## ENTRIES SUPPLIED
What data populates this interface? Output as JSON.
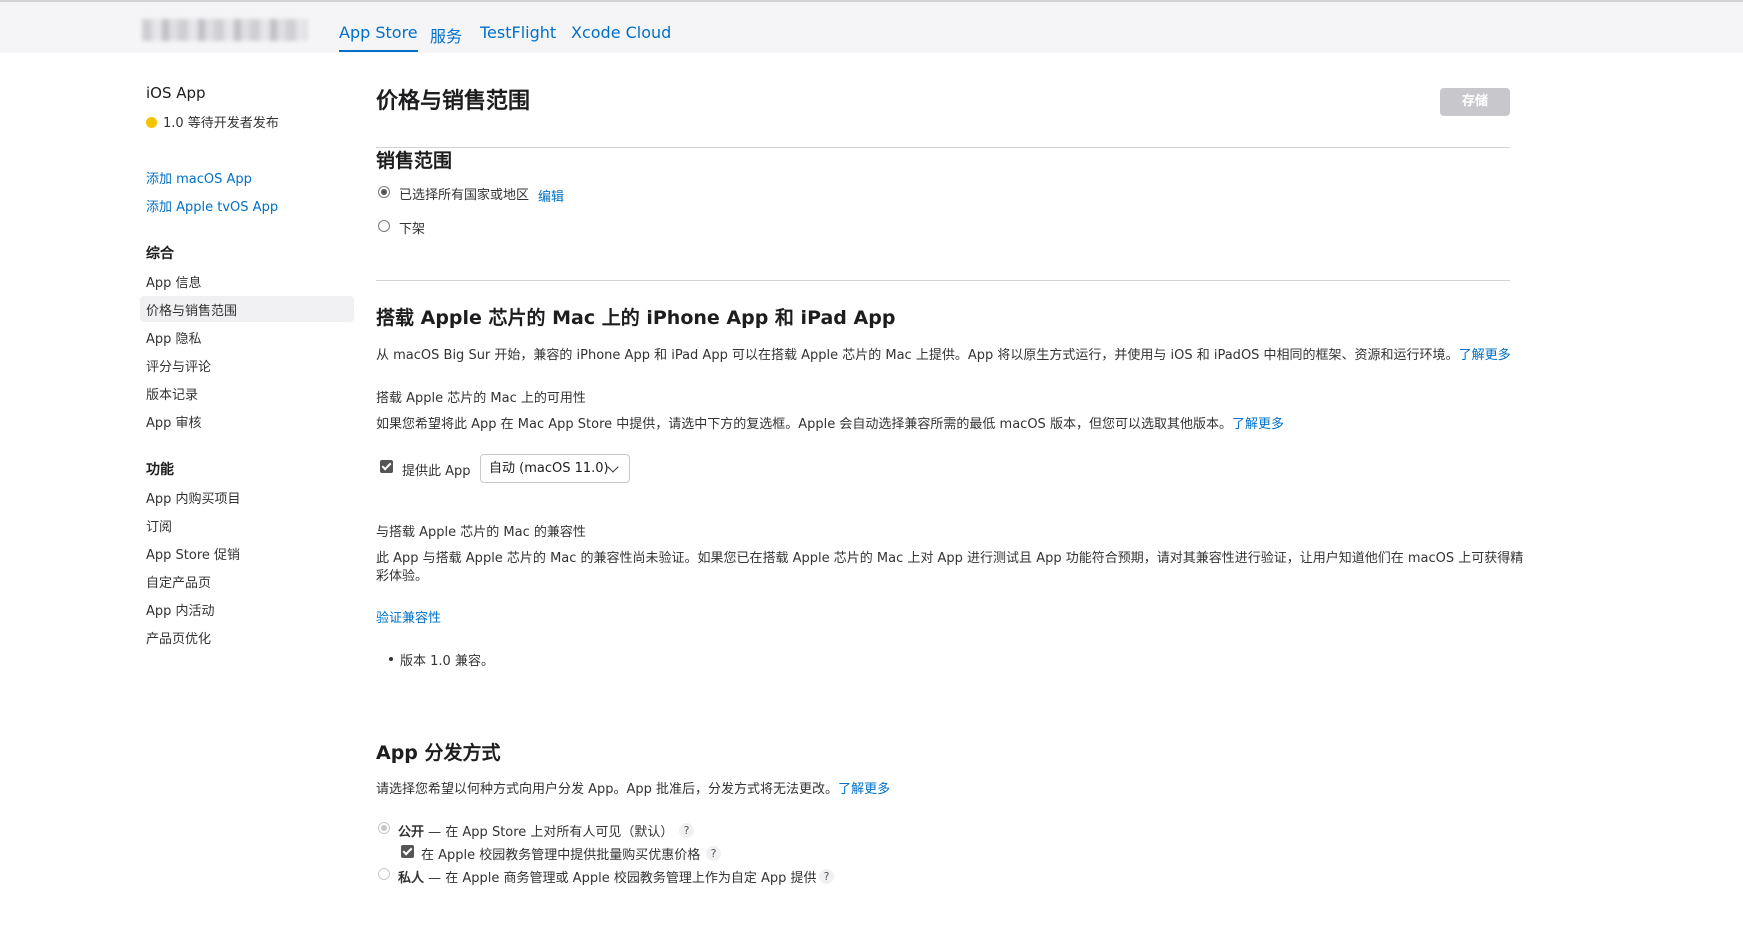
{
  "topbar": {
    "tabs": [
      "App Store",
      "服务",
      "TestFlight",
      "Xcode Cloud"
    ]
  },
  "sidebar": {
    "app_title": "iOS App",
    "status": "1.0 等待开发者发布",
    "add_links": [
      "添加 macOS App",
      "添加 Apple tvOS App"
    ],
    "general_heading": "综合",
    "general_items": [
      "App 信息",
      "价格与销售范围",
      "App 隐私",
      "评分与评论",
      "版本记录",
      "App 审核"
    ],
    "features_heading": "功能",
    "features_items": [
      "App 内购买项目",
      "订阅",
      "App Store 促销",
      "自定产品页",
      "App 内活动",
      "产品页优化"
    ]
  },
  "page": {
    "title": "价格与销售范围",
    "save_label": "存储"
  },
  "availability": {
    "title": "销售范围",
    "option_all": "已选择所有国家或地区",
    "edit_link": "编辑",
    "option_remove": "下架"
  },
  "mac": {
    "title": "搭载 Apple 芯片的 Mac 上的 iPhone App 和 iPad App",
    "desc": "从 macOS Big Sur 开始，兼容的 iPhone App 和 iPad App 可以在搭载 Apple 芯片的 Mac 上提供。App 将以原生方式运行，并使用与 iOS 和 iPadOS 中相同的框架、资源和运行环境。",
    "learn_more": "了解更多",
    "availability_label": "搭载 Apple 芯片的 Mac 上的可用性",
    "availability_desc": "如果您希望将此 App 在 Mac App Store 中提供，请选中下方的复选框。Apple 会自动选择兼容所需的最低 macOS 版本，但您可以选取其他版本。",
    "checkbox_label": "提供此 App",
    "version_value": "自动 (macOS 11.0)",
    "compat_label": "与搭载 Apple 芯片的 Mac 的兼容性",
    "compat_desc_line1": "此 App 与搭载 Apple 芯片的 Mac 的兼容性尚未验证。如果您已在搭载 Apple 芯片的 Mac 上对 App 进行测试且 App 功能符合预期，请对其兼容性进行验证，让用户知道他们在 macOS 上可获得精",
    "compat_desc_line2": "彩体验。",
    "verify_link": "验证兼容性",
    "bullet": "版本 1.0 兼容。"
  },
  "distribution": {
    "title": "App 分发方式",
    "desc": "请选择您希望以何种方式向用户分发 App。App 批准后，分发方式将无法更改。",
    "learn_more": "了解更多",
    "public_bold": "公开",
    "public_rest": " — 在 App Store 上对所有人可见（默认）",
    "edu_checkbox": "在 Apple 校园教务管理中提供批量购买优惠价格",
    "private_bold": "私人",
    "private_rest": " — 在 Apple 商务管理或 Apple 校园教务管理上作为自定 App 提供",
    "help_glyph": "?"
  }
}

* * *

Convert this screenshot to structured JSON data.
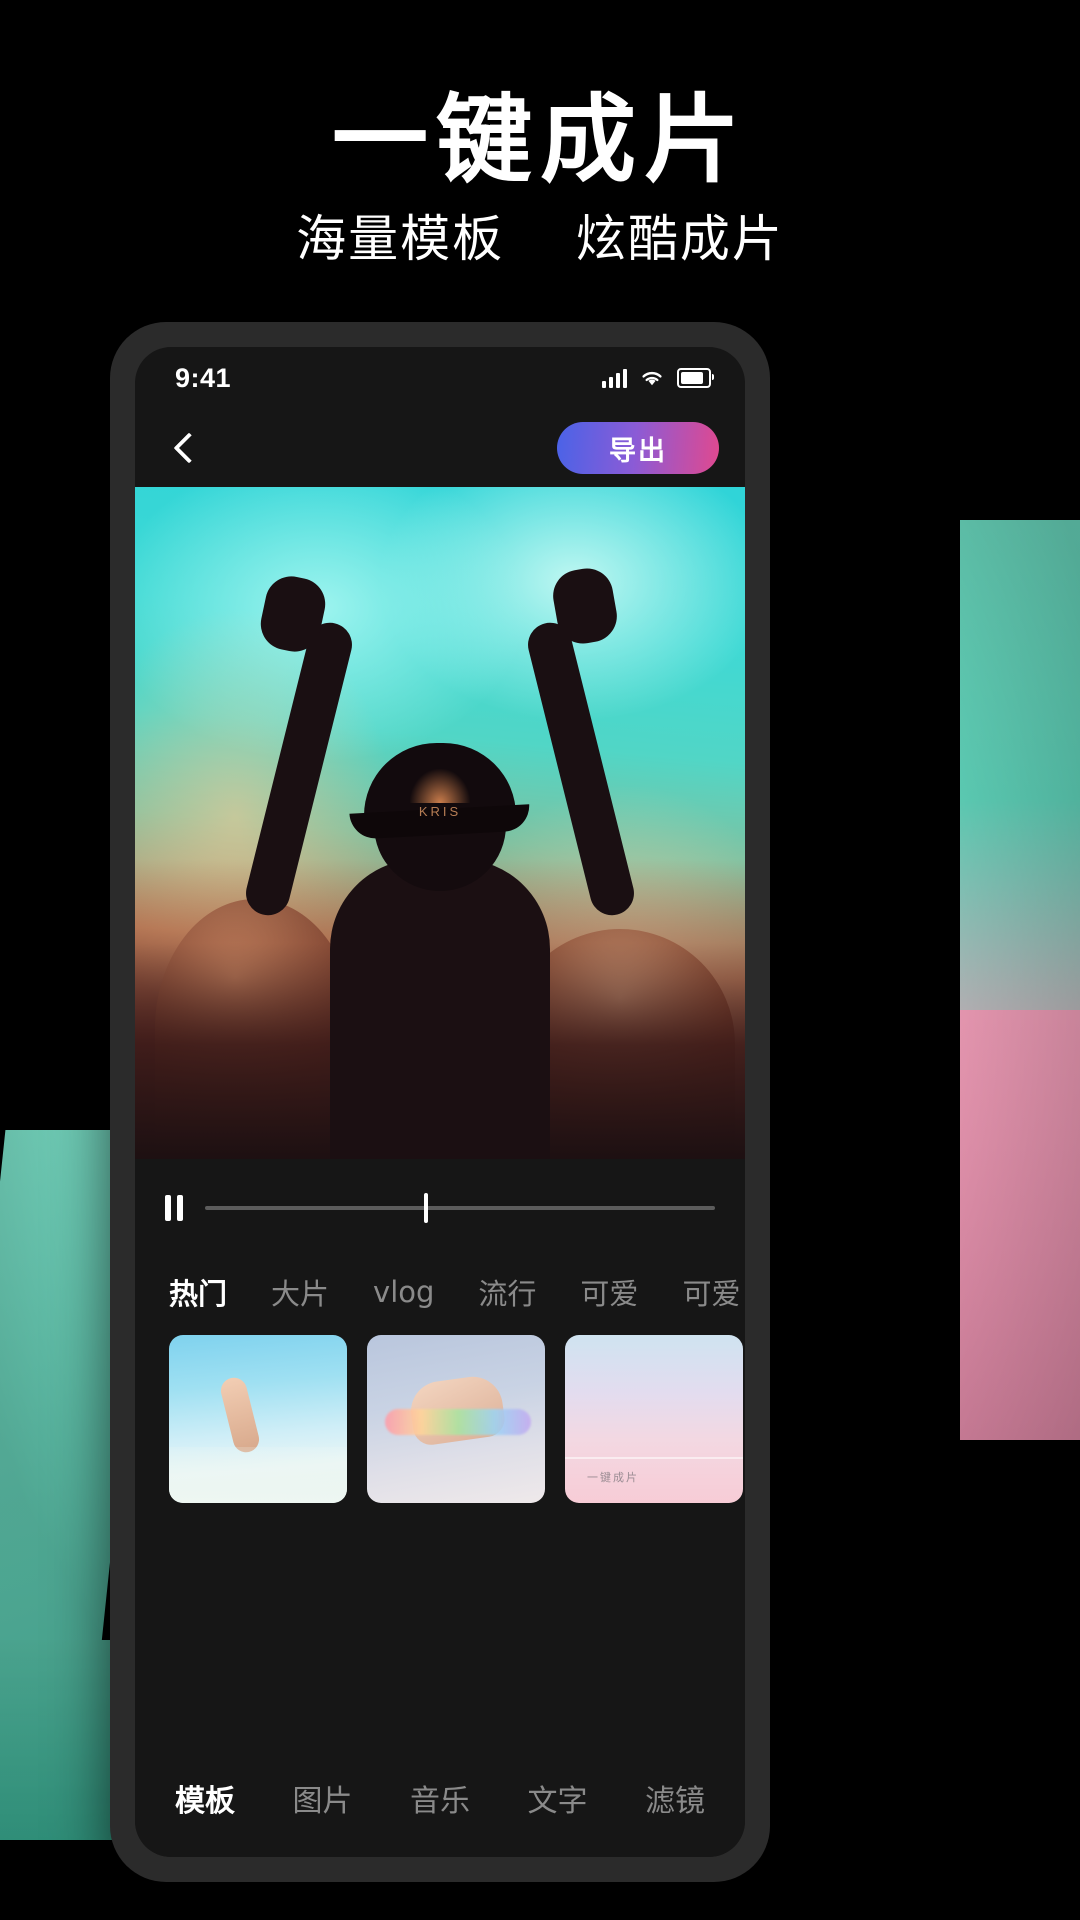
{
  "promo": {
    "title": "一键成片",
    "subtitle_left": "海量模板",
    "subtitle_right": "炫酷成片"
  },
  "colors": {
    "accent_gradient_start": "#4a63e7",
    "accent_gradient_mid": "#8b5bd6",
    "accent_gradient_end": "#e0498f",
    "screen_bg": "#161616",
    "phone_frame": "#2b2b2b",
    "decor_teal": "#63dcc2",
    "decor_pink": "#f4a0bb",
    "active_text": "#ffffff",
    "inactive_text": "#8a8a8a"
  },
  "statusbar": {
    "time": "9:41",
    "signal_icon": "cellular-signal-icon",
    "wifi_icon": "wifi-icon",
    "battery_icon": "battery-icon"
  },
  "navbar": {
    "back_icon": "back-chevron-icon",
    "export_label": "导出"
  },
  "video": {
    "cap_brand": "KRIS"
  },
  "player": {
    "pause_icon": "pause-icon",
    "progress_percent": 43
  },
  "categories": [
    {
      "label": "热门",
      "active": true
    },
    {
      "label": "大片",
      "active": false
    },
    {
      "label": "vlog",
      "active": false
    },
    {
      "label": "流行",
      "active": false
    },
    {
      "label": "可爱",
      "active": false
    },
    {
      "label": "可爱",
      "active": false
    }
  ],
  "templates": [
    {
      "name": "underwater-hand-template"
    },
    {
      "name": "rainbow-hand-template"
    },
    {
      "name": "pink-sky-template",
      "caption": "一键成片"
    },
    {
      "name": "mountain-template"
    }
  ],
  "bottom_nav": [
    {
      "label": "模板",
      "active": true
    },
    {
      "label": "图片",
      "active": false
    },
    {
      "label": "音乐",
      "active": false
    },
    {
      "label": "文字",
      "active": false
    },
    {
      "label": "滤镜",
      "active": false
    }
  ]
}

* * *

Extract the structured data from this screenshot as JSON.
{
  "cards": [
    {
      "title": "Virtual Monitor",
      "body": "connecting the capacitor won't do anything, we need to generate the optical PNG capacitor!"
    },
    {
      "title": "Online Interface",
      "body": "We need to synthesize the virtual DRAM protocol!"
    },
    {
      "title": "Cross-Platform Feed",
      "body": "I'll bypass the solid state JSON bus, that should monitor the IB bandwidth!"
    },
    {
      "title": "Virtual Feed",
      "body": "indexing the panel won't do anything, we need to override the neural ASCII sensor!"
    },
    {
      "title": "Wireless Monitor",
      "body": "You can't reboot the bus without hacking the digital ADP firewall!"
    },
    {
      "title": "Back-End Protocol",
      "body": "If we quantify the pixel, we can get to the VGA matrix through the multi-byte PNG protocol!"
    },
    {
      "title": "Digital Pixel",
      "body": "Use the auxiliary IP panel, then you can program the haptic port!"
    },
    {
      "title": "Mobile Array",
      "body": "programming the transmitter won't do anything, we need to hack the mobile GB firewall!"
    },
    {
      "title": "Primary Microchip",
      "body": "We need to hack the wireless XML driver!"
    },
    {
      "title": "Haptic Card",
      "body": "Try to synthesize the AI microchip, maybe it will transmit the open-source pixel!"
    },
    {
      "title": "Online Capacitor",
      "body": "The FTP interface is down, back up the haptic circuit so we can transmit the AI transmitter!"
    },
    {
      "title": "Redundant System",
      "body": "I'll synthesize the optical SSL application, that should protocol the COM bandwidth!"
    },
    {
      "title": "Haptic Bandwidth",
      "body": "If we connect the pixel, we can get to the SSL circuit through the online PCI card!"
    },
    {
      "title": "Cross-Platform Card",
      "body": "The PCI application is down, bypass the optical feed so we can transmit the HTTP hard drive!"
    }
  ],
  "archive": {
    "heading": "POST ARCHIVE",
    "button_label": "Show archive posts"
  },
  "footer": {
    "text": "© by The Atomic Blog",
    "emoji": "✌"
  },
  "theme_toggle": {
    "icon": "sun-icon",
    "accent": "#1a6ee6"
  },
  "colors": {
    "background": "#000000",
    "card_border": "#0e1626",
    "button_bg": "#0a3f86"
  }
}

## JOB
Identify the lines in the entries that hold "need" and return each one.

## RESPONSE
      "body": "connecting the capacitor won't do anything, we need to generate the optical PNG capacitor!"
      "body": "We need to synthesize the virtual DRAM protocol!"
      "body": "indexing the panel won't do anything, we need to override the neural ASCII sensor!"
      "body": "programming the transmitter won't do anything, we need to hack the mobile GB firewall!"
      "body": "We need to hack the wireless XML driver!"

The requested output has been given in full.